What is needed:
Every line of the material below must be repeated exactly.

Figure contents as structured data

----

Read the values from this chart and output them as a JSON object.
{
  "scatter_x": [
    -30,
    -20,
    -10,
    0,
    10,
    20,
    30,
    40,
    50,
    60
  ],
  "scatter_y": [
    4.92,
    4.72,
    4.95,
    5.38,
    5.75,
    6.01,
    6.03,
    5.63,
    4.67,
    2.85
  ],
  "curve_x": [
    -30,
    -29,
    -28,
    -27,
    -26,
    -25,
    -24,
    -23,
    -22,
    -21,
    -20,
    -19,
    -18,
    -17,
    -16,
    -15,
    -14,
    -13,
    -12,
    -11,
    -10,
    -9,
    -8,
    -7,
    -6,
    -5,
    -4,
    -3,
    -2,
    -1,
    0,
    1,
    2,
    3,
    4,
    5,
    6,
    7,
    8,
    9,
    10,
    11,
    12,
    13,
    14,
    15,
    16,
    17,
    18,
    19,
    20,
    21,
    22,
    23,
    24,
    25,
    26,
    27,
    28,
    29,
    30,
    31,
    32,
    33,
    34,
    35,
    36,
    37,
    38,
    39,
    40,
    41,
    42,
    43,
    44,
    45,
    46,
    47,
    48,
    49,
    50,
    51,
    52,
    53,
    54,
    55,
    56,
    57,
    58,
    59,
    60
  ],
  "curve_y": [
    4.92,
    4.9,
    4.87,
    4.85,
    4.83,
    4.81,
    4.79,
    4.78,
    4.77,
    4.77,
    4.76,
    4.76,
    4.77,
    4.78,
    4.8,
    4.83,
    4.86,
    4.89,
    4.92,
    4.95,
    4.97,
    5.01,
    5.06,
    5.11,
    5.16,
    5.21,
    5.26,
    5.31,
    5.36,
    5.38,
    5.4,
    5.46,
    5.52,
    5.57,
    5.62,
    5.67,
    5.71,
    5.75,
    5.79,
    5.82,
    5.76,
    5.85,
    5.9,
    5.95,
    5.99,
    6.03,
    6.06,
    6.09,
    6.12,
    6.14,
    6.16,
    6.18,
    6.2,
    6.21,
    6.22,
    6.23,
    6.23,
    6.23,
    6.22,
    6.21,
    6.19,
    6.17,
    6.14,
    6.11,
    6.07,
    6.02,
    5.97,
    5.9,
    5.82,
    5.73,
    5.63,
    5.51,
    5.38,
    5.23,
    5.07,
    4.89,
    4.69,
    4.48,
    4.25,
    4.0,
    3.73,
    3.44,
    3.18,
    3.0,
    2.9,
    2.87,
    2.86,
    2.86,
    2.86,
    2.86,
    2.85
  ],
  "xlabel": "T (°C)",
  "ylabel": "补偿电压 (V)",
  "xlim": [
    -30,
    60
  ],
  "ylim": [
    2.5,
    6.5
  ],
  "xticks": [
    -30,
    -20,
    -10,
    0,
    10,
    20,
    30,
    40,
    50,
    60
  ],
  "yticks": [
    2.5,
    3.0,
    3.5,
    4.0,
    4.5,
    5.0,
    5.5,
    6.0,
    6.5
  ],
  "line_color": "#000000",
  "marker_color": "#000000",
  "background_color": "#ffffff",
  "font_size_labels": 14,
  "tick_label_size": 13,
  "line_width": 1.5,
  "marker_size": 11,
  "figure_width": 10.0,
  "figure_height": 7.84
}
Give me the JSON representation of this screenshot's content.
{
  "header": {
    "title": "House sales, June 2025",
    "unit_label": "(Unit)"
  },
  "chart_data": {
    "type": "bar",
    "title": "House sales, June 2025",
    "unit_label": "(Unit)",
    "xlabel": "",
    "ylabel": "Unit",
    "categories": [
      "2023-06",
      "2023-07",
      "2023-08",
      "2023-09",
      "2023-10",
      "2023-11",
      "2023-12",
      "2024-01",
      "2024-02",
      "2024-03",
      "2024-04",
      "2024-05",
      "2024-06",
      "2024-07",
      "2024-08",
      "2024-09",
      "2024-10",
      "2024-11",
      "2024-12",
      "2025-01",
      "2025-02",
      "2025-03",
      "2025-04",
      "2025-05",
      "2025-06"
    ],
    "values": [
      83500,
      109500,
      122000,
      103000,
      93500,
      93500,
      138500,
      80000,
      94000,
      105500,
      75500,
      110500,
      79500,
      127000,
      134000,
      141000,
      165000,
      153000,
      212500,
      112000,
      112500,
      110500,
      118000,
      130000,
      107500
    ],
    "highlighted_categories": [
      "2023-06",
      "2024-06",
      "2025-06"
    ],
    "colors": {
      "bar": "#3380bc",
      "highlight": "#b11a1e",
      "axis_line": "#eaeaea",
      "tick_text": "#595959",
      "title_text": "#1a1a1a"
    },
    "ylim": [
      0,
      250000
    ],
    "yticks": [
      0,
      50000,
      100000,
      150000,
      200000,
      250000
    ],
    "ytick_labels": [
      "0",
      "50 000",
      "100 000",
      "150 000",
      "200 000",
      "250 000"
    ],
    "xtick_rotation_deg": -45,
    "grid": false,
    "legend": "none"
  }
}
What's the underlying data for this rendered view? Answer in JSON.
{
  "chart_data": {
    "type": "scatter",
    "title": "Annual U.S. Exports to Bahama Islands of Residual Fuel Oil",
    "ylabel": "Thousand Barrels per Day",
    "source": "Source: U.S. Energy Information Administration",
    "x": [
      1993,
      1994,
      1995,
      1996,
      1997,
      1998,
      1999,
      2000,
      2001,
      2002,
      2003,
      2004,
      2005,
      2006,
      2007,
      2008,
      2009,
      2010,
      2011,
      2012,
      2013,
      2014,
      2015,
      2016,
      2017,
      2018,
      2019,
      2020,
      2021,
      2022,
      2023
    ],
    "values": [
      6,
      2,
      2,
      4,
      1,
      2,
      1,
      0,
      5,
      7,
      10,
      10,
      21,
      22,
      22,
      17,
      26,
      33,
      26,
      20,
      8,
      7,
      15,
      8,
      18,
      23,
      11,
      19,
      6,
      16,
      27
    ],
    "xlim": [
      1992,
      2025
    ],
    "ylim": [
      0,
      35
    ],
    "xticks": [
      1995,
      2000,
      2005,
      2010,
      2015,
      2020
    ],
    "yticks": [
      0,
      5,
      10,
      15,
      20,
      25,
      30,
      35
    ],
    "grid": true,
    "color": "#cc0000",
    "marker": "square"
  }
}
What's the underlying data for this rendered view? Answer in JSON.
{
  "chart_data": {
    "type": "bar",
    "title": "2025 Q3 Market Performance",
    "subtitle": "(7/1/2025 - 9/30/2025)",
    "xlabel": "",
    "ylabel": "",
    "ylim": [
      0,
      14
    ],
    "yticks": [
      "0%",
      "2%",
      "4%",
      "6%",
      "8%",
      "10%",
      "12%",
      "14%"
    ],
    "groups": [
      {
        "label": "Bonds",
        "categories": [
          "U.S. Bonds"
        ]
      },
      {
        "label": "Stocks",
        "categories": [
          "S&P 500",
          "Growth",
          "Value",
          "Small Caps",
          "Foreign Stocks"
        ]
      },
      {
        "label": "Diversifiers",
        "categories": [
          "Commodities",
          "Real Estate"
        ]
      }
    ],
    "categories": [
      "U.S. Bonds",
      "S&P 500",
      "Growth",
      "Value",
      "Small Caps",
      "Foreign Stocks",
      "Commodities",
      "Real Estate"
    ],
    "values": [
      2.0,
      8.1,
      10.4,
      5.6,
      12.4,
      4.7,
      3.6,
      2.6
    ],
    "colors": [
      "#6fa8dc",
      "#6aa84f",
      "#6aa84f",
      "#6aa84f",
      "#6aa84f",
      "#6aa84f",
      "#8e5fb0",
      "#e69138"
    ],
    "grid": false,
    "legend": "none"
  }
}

----

Expected output:
Read the values from this chart and output them as a JSON object.
{
  "scatter_x": [
    -30,
    -20,
    -10,
    0,
    10,
    20,
    30,
    40,
    50,
    60
  ],
  "scatter_y": [
    4.92,
    4.72,
    4.95,
    5.38,
    5.75,
    6.01,
    6.03,
    5.63,
    4.67,
    2.85
  ],
  "curve_x": [
    -30,
    -29,
    -28,
    -27,
    -26,
    -25,
    -24,
    -23,
    -22,
    -21,
    -20,
    -19,
    -18,
    -17,
    -16,
    -15,
    -14,
    -13,
    -12,
    -11,
    -10,
    -9,
    -8,
    -7,
    -6,
    -5,
    -4,
    -3,
    -2,
    -1,
    0,
    1,
    2,
    3,
    4,
    5,
    6,
    7,
    8,
    9,
    10,
    11,
    12,
    13,
    14,
    15,
    16,
    17,
    18,
    19,
    20,
    21,
    22,
    23,
    24,
    25,
    26,
    27,
    28,
    29,
    30,
    31,
    32,
    33,
    34,
    35,
    36,
    37,
    38,
    39,
    40,
    41,
    42,
    43,
    44,
    45,
    46,
    47,
    48,
    49,
    50,
    51,
    52,
    53,
    54,
    55,
    56,
    57,
    58,
    59,
    60
  ],
  "curve_y": [
    4.92,
    4.9,
    4.87,
    4.85,
    4.83,
    4.81,
    4.79,
    4.78,
    4.77,
    4.77,
    4.76,
    4.76,
    4.77,
    4.78,
    4.8,
    4.83,
    4.86,
    4.89,
    4.92,
    4.95,
    4.97,
    5.01,
    5.06,
    5.11,
    5.16,
    5.21,
    5.26,
    5.31,
    5.36,
    5.38,
    5.4,
    5.46,
    5.52,
    5.57,
    5.62,
    5.67,
    5.71,
    5.75,
    5.79,
    5.82,
    5.76,
    5.85,
    5.9,
    5.95,
    5.99,
    6.03,
    6.06,
    6.09,
    6.12,
    6.14,
    6.16,
    6.18,
    6.2,
    6.21,
    6.22,
    6.23,
    6.23,
    6.23,
    6.22,
    6.21,
    6.19,
    6.17,
    6.14,
    6.11,
    6.07,
    6.02,
    5.97,
    5.9,
    5.82,
    5.73,
    5.63,
    5.51,
    5.38,
    5.23,
    5.07,
    4.89,
    4.69,
    4.48,
    4.25,
    4.0,
    3.73,
    3.44,
    3.18,
    3.0,
    2.9,
    2.87,
    2.86,
    2.86,
    2.86,
    2.86,
    2.85
  ],
  "xlabel": "T (°C)",
  "ylabel": "补偿电压 (V)",
  "xlim": [
    -30,
    60
  ],
  "ylim": [
    2.5,
    6.5
  ],
  "xticks": [
    -30,
    -20,
    -10,
    0,
    10,
    20,
    30,
    40,
    50,
    60
  ],
  "yticks": [
    2.5,
    3.0,
    3.5,
    4.0,
    4.5,
    5.0,
    5.5,
    6.0,
    6.5
  ],
  "line_color": "#000000",
  "marker_color": "#000000",
  "background_color": "#ffffff",
  "font_size_labels": 14,
  "tick_label_size": 13,
  "line_width": 1.5,
  "marker_size": 11,
  "figure_width": 10.0,
  "figure_height": 7.84
}
Give me the JSON representation of this screenshot's content.
{
  "header": {
    "title": "House sales, June 2025",
    "unit_label": "(Unit)"
  },
  "chart_data": {
    "type": "bar",
    "title": "House sales, June 2025",
    "unit_label": "(Unit)",
    "xlabel": "",
    "ylabel": "Unit",
    "categories": [
      "2023-06",
      "2023-07",
      "2023-08",
      "2023-09",
      "2023-10",
      "2023-11",
      "2023-12",
      "2024-01",
      "2024-02",
      "2024-03",
      "2024-04",
      "2024-05",
      "2024-06",
      "2024-07",
      "2024-08",
      "2024-09",
      "2024-10",
      "2024-11",
      "2024-12",
      "2025-01",
      "2025-02",
      "2025-03",
      "2025-04",
      "2025-05",
      "2025-06"
    ],
    "values": [
      83500,
      109500,
      122000,
      103000,
      93500,
      93500,
      138500,
      80000,
      94000,
      105500,
      75500,
      110500,
      79500,
      127000,
      134000,
      141000,
      165000,
      153000,
      212500,
      112000,
      112500,
      110500,
      118000,
      130000,
      107500
    ],
    "highlighted_categories": [
      "2023-06",
      "2024-06",
      "2025-06"
    ],
    "colors": {
      "bar": "#3380bc",
      "highlight": "#b11a1e",
      "axis_line": "#eaeaea",
      "tick_text": "#595959",
      "title_text": "#1a1a1a"
    },
    "ylim": [
      0,
      250000
    ],
    "yticks": [
      0,
      50000,
      100000,
      150000,
      200000,
      250000
    ],
    "ytick_labels": [
      "0",
      "50 000",
      "100 000",
      "150 000",
      "200 000",
      "250 000"
    ],
    "xtick_rotation_deg": -45,
    "grid": false,
    "legend": "none"
  }
}
What's the underlying data for this rendered view? Answer in JSON.
{
  "chart_data": {
    "type": "scatter",
    "title": "Annual U.S. Exports to Bahama Islands of Residual Fuel Oil",
    "ylabel": "Thousand Barrels per Day",
    "source": "Source: U.S. Energy Information Administration",
    "x": [
      1993,
      1994,
      1995,
      1996,
      1997,
      1998,
      1999,
      2000,
      2001,
      2002,
      2003,
      2004,
      2005,
      2006,
      2007,
      2008,
      2009,
      2010,
      2011,
      2012,
      2013,
      2014,
      2015,
      2016,
      2017,
      2018,
      2019,
      2020,
      2021,
      2022,
      2023
    ],
    "values": [
      6,
      2,
      2,
      4,
      1,
      2,
      1,
      0,
      5,
      7,
      10,
      10,
      21,
      22,
      22,
      17,
      26,
      33,
      26,
      20,
      8,
      7,
      15,
      8,
      18,
      23,
      11,
      19,
      6,
      16,
      27
    ],
    "xlim": [
      1992,
      2025
    ],
    "ylim": [
      0,
      35
    ],
    "xticks": [
      1995,
      2000,
      2005,
      2010,
      2015,
      2020
    ],
    "yticks": [
      0,
      5,
      10,
      15,
      20,
      25,
      30,
      35
    ],
    "grid": true,
    "color": "#cc0000",
    "marker": "square"
  }
}
What's the underlying data for this rendered view? Answer in JSON.
{
  "chart_data": {
    "type": "bar",
    "title": "2025 Q3 Market Performance",
    "subtitle": "(7/1/2025 - 9/30/2025)",
    "xlabel": "",
    "ylabel": "",
    "ylim": [
      0,
      14
    ],
    "yticks": [
      "0%",
      "2%",
      "4%",
      "6%",
      "8%",
      "10%",
      "12%",
      "14%"
    ],
    "groups": [
      {
        "label": "Bonds",
        "categories": [
          "U.S. Bonds"
        ]
      },
      {
        "label": "Stocks",
        "categories": [
          "S&P 500",
          "Growth",
          "Value",
          "Small Caps",
          "Foreign Stocks"
        ]
      },
      {
        "label": "Diversifiers",
        "categories": [
          "Commodities",
          "Real Estate"
        ]
      }
    ],
    "categories": [
      "U.S. Bonds",
      "S&P 500",
      "Growth",
      "Value",
      "Small Caps",
      "Foreign Stocks",
      "Commodities",
      "Real Estate"
    ],
    "values": [
      2.0,
      8.1,
      10.4,
      5.6,
      12.4,
      4.7,
      3.6,
      2.6
    ],
    "colors": [
      "#6fa8dc",
      "#6aa84f",
      "#6aa84f",
      "#6aa84f",
      "#6aa84f",
      "#6aa84f",
      "#8e5fb0",
      "#e69138"
    ],
    "grid": false,
    "legend": "none"
  }
}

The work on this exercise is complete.